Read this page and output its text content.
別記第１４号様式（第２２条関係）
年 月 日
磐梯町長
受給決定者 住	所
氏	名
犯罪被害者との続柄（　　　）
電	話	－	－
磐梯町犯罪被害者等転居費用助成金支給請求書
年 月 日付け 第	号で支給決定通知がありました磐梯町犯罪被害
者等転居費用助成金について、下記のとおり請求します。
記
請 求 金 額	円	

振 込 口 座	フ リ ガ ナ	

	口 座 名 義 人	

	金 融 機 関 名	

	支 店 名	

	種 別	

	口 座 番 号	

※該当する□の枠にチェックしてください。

**Stated problem**
Restate the records, all of them, precisely as written.

**Answer to this exercise**
Read this page and output its text content.
別記第１４号様式（第２２条関係）
年 月 日
磐梯町長
受給決定者 住	所
氏	名
犯罪被害者との続柄（　　　）
電	話	－	－
磐梯町犯罪被害者等転居費用助成金支給請求書
年 月 日付け 第	号で支給決定通知がありました磐梯町犯罪被害
者等転居費用助成金について、下記のとおり請求します。
記
請 求 金 額	円	

振 込 口 座	フ リ ガ ナ	

	口 座 名 義 人	

	金 融 機 関 名	

	支 店 名	

	種 別	

	口 座 番 号	

※該当する□の枠にチェックしてください。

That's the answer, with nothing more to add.